**Supplied passage**

########

I admit, a little late in posting this post. I had it written for a while, and I thought it had been posted a while ago -___-
 – 
It’s windy like nobody’s business out there, and I should be sleeping… but I’m writing this update instead. So far I’ve actually done a considerable amount of drawing given that we are fairly well into an academic term, to the point that I’m basically going to be able to post a new painting for the next three or four updates (inclusive) at the rate I’m posting updates (roughly every 20 days).
This Tear Grants 2012 is the start of an effort to really clean up lineart. Included will possibly be my first serious effort to use the pen well since a long time ago. Hopefully with a bit of polish, general art quality can take a bigger step up than it has in recent years, but likewise, I try not to be too optimistic.
It’s a start. The process behind it is a development of what I used for Motoko 2012 in the last update; I got rid of the fairly heavy-handed pencil shading and simply outlined the areas that I would have shaded in pencil. Everything is still done on one layer, and the “effects” are also done manually. There is actually a painting between here and there, but it obviously didn’t make me happy, so I didn’t post it (so many paintings I can skip posting one – wow!). I think just a little bit of lineart stiffness can really put me off.
In a sort of uninspired way, this is somewhat of a redo of Philia 2009, just as Motoko 2012 was somewhat of a redo of DMG 2008. I think redos are just sort of my own little way of proving to myself that my art is getting a little better over time. I have a little graphic too, this time, but I didn’t realize my Tear data points were so few and far between.
From right to left, this is late 2006, late 2007, late 2009, and early 2012. The drastic improvement in lineart quality from 2006 to 2007 is partially attributable to the difference in the scale of the two figures, and probably also partially attributable to the volatility of my art back then; if you look at my DMG comparison from 2009, the 2006 DMG (direct center) is very different from the 2006 Tear, and the 2007 DMG (direct left of center) is very different from the 2007 Tear. The 2009 DMG and the 2009 Tear, while still scaled differently, are much more similar.
Interestingly enough, I believe that 2006 Tales painting is also single layered.
One trend that I would hope is evident is the gradual decline in “splotchiness” in the paint since 2009. It was already better in 2010, and I like to think the paint is pretty smooth in today’s painting. I’ve come to the conclusion that it’s less about being “good” at blending the colors than it is about choosing colors that blend well. What exactly it is that makes particular colors blend well: I haven’t yet really formulated a cohesive theory on that.
also concerning color, I do believe I am generally getting better at choosing them from the start. For the most part, I haven’t really had to do any heavy-handed color correction on the past couple paintings; the worst as of late has been the really bad Akemi Homura 2011 piece, which is a while ago now. Below is the non-adjusted original, which, as you can see, is more or less the same thing.
Here you can also see the relatively small color palette and the relatively large amount of cropping in this particular painting. I think colors follow some variant of the 80/20 rule: you use 20% of the colors 80% of the time… or something like that. The lighting effect from her staff came out better than I thought, too. I make an effort to try to do any such effects manually and I think it paid off in this case.

########

**Jobs**
a – Summarize the painting update in two sentences.
b – Please set down the painting update word for word, from "One trend that" up to and including "theory on that.".
c – List every painting title in the painting update that ends in a four-digit year.

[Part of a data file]

########

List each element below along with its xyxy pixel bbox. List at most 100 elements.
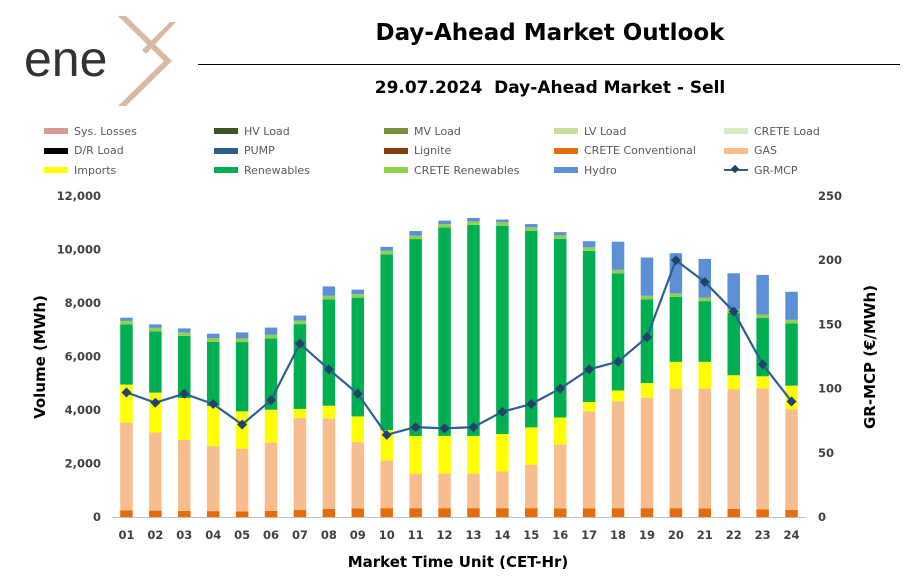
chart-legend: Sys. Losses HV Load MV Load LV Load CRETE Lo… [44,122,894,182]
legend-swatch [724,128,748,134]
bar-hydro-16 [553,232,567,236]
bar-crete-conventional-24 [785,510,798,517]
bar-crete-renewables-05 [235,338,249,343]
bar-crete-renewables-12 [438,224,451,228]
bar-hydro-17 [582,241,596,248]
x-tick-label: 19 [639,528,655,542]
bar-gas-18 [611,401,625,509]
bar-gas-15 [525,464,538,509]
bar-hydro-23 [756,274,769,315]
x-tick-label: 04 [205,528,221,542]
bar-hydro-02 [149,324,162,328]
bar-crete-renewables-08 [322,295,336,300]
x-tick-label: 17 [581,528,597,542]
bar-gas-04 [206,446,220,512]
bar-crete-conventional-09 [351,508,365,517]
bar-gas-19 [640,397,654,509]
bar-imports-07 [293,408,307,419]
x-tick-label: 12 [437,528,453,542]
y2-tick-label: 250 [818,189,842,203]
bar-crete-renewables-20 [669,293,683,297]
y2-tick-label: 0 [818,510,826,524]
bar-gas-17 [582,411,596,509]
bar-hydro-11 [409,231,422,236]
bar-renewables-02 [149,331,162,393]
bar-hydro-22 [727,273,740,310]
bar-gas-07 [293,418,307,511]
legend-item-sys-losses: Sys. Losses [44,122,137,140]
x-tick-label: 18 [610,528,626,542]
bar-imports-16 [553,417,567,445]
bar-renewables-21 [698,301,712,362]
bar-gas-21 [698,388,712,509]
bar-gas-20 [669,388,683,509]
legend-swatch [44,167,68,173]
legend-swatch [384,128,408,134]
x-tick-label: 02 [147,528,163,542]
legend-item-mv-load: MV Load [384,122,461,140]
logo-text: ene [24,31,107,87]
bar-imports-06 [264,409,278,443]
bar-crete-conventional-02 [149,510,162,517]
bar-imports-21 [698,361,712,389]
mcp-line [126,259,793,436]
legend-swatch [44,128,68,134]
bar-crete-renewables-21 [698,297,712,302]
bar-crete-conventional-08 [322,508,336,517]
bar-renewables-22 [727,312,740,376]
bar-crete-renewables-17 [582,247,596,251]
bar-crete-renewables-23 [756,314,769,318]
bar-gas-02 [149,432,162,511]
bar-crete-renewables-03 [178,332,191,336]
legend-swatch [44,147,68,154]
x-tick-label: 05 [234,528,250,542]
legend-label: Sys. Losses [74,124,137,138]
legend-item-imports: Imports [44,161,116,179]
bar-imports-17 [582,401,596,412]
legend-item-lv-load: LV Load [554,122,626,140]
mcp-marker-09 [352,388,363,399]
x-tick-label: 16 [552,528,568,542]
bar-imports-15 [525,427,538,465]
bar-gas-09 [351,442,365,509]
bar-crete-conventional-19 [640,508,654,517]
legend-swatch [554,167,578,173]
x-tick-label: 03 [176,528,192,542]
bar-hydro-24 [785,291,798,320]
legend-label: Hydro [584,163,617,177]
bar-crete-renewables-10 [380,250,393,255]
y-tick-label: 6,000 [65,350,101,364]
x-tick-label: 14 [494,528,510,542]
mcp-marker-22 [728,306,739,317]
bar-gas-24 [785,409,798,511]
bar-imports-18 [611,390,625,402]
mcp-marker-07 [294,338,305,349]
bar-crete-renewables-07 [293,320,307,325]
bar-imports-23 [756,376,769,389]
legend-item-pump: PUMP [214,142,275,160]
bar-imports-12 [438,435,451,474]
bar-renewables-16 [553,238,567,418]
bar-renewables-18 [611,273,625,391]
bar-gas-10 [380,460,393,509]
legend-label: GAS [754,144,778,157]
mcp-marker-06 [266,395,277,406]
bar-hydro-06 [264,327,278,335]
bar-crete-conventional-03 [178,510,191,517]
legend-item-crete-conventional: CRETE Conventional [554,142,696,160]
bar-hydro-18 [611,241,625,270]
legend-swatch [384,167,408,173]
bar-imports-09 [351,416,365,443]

########

**Outputs**
a – The writer presents Tear Grants 2012 as the start of an effort to clean up lineart, using a process developed from Motoko 2012 in which the heavy pencil shading was replaced by outlining the areas that would have been shaded. The painting is partly a redo of Philia 2009, and the writer sees a gradual decline in splotchiness in the paint since 2009 and believes color choices from the start are generally improving.

b –
One trend that I would hope is evident is the gradual decline in “splotchiness” in the paint since 2009. It was already better in 2010, and I like to think the paint is pretty smooth in today’s painting. I’ve come to the conclusion that it’s less about being “good” at blending the colors than it is about choosing colors that blend well. What exactly it is that makes particular colors blend well: I haven’t yet really formulated a cohesive theory on that.

c –
Tear Grants 2012
Motoko 2012
Philia 2009
DMG 2008
Akemi Homura 2011